**TASK INPUT**
** BEGIN **

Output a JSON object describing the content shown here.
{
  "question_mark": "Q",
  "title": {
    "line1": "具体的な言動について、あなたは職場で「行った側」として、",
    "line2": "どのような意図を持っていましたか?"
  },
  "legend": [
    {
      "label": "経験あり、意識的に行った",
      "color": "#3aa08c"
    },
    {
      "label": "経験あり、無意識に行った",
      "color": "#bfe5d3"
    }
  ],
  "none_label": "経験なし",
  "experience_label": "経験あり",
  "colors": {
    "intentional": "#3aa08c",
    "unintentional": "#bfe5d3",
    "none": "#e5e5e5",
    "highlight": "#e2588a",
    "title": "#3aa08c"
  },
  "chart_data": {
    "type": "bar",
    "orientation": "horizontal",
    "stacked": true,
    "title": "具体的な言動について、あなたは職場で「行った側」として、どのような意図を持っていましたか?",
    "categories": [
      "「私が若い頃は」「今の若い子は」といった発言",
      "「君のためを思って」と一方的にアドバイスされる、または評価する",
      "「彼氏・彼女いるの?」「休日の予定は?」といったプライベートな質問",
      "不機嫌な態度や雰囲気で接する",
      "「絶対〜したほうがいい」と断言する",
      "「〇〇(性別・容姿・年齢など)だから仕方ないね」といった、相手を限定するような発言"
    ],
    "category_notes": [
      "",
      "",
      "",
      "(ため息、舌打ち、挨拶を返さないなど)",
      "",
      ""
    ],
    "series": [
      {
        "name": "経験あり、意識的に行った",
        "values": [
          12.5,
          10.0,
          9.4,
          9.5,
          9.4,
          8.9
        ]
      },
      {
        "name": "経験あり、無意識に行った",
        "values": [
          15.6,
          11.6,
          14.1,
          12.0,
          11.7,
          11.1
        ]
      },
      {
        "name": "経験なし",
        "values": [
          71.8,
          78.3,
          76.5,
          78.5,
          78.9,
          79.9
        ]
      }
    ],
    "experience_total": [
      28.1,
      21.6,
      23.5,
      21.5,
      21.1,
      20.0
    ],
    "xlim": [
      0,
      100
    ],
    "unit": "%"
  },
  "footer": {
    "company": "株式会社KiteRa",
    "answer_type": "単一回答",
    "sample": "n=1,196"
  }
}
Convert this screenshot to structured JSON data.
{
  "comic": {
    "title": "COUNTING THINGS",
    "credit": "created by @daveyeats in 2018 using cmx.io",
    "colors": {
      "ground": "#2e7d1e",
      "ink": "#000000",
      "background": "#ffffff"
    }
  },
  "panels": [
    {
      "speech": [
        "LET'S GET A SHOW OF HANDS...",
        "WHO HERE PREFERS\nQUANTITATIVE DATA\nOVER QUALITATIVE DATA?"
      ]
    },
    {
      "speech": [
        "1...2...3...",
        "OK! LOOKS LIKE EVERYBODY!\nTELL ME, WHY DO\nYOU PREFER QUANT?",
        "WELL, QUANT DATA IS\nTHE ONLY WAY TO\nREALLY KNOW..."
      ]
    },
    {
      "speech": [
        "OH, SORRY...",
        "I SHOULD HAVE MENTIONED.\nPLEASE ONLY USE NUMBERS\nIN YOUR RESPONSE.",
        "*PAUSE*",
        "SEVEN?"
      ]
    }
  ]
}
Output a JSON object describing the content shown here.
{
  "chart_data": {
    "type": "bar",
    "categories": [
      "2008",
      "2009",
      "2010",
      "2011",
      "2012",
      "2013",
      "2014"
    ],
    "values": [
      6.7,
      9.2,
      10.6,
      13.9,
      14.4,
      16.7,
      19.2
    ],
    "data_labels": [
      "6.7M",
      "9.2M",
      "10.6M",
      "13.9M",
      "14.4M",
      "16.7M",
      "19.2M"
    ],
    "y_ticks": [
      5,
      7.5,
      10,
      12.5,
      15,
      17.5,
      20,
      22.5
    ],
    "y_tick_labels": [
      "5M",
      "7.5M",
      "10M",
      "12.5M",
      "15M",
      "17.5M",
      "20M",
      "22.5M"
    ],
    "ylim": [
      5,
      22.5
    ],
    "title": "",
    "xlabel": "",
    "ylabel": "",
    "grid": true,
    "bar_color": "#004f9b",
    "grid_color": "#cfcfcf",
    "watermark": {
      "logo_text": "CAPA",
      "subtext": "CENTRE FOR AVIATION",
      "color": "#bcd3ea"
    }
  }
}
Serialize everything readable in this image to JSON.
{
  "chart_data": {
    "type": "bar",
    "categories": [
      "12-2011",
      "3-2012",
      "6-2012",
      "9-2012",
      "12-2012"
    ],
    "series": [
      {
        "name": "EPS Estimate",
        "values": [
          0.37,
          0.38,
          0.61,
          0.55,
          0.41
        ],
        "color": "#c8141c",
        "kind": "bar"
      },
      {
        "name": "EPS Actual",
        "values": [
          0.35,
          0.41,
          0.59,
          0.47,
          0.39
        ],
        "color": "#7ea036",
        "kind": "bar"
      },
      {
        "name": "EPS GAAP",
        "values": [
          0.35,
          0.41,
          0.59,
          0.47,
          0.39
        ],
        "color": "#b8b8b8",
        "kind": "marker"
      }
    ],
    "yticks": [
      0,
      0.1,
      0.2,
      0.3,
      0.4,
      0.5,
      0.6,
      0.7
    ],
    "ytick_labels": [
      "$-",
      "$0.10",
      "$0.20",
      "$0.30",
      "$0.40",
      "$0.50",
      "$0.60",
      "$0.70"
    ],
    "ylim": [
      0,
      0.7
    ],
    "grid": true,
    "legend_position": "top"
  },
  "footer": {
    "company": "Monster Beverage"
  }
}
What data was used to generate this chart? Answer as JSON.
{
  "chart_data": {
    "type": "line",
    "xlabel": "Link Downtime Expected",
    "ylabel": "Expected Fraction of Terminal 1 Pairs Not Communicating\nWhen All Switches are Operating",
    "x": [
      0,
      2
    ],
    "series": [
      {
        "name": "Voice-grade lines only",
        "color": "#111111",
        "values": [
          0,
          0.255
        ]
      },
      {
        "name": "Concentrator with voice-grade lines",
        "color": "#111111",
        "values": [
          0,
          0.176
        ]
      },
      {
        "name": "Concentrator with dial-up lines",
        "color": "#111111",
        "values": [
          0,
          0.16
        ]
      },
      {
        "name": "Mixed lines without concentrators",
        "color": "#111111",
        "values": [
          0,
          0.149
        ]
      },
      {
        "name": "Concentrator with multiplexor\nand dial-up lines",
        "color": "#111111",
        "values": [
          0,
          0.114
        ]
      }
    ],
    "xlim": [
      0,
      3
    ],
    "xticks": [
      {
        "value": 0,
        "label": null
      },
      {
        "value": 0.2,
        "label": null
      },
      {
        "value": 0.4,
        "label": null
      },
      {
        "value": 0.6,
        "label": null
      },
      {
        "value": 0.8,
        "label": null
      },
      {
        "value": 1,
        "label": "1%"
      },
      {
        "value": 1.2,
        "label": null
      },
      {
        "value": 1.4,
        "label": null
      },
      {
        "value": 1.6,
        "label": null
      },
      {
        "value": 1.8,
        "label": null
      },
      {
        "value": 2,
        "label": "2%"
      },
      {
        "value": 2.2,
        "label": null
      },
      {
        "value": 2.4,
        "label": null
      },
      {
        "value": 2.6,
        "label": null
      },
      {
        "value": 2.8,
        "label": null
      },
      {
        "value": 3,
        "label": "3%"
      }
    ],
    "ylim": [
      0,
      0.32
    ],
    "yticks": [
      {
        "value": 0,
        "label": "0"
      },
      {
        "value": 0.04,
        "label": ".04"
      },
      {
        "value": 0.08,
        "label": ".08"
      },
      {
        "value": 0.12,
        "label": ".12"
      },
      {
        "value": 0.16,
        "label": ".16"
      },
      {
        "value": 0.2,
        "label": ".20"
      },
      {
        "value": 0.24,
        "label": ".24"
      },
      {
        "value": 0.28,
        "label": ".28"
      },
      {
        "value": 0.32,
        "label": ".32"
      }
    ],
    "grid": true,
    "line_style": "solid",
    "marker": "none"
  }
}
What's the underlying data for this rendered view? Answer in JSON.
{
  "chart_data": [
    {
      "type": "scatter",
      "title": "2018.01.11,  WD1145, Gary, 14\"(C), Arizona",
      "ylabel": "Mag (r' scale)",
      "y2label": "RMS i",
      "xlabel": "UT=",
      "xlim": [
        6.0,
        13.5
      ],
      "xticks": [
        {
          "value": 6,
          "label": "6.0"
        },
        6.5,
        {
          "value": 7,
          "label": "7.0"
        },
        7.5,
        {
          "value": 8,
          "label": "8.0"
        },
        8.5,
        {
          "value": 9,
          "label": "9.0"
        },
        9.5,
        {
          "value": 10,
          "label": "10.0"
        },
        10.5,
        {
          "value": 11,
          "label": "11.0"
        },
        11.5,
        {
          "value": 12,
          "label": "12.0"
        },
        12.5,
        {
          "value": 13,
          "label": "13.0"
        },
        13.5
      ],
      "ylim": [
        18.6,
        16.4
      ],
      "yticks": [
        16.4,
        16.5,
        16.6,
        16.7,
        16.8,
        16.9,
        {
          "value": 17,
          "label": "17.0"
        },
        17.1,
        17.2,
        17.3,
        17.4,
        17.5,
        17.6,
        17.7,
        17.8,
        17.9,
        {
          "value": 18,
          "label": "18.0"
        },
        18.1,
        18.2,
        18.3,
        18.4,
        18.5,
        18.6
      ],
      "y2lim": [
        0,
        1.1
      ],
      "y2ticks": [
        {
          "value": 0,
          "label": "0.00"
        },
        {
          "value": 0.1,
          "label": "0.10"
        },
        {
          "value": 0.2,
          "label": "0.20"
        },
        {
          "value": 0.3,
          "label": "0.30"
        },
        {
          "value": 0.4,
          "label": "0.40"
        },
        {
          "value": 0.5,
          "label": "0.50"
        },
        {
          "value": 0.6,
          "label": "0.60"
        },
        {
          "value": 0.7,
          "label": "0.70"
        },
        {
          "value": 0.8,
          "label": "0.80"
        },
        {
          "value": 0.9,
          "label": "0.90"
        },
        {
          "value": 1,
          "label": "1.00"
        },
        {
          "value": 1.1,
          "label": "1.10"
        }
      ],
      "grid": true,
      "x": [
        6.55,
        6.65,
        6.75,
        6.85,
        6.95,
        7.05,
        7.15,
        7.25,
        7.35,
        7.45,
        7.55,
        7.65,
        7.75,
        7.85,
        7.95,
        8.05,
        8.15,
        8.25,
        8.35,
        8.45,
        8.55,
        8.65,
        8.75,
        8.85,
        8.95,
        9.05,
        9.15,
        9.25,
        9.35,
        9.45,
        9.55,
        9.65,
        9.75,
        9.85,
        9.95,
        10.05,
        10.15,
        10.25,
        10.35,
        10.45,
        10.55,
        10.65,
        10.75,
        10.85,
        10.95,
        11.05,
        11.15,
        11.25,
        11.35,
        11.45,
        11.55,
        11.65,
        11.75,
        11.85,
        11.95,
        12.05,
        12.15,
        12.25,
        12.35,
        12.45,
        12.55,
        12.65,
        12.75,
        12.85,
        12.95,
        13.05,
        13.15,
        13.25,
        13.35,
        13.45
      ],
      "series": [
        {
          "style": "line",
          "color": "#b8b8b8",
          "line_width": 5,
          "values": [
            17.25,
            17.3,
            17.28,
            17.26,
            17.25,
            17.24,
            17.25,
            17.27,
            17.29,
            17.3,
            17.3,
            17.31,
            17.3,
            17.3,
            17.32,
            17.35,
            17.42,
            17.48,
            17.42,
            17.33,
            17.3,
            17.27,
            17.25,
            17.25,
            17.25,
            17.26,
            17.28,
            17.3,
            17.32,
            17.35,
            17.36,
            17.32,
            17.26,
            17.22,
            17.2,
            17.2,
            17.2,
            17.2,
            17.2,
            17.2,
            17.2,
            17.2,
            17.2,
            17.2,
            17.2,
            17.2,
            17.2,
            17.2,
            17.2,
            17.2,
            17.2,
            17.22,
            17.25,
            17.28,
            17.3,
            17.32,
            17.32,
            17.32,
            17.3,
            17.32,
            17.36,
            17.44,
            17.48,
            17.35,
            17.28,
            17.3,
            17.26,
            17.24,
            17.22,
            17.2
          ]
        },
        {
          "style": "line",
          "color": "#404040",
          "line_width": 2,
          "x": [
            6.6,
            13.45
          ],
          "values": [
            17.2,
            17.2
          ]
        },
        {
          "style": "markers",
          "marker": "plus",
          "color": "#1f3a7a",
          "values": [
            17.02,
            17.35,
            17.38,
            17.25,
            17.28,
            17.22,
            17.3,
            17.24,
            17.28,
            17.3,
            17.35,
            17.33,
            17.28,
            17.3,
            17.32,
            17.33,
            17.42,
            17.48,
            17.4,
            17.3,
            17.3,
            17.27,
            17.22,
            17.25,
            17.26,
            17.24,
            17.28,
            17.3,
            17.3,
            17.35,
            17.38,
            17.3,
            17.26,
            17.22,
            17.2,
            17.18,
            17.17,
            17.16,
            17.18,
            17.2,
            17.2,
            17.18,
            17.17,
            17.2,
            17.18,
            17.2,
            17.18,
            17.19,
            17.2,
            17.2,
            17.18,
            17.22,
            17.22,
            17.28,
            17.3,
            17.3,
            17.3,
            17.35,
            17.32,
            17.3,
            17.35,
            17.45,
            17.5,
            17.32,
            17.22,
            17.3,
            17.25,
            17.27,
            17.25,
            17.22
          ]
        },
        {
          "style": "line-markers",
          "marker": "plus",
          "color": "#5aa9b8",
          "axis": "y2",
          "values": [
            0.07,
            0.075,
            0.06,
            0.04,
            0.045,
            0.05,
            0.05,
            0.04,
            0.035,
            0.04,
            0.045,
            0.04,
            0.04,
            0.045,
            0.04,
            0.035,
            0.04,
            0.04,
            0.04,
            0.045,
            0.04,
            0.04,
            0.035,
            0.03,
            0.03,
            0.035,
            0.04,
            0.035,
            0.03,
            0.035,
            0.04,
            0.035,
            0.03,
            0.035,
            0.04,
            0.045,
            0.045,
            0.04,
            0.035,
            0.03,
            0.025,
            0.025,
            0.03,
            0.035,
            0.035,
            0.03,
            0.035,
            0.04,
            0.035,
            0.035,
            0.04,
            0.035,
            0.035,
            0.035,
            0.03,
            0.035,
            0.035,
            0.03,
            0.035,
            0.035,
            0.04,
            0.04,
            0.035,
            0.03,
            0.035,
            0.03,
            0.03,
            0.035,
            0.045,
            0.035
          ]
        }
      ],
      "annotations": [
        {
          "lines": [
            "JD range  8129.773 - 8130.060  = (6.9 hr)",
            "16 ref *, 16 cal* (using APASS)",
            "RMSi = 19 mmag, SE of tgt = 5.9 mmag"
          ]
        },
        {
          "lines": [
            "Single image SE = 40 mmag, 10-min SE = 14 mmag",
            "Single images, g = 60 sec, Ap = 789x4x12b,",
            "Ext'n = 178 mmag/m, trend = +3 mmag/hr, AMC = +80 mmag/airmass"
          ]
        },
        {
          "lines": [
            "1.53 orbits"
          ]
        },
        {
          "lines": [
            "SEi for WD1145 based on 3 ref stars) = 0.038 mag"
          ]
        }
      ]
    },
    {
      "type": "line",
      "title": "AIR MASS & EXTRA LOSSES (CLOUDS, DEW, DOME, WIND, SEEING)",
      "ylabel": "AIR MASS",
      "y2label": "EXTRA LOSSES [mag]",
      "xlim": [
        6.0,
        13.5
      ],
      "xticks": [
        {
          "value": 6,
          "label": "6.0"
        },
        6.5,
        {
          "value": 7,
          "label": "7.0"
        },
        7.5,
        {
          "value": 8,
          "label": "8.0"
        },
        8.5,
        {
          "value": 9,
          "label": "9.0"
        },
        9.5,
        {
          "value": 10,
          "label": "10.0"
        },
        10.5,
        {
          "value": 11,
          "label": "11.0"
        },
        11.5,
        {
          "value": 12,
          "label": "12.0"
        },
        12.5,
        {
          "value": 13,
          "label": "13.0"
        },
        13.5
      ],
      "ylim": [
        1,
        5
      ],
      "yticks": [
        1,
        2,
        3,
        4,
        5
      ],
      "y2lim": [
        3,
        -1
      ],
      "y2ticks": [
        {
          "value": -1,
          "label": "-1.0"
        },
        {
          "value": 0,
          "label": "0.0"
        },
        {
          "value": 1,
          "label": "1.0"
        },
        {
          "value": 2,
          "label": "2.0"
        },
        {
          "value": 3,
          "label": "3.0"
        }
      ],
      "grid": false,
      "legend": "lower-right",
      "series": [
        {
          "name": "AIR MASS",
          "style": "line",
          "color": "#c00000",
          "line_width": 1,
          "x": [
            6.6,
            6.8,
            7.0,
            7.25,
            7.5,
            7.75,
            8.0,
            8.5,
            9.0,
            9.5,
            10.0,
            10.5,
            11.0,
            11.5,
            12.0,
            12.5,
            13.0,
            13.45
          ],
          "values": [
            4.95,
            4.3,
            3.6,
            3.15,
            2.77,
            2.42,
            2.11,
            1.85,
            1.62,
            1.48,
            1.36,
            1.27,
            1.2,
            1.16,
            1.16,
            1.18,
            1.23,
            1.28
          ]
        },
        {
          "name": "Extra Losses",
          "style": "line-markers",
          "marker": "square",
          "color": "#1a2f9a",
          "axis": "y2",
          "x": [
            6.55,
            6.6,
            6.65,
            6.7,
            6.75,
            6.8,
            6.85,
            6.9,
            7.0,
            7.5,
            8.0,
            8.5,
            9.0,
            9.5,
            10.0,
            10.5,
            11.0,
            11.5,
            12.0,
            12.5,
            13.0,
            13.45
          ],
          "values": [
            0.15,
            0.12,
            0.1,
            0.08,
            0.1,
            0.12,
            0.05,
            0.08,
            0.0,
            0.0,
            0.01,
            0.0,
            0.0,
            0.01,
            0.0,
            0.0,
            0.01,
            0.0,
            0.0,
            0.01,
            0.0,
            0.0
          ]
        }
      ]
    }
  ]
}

** END **

**WHAT THIS TASK INVOLVES**
For the listing above, identify each line bearing "Single".

**TASK OUTPUT**
            "Single image SE = 40 mmag, 10-min SE = 14 mmag",
            "Single images, g = 60 sec, Ap = 789x4x12b,",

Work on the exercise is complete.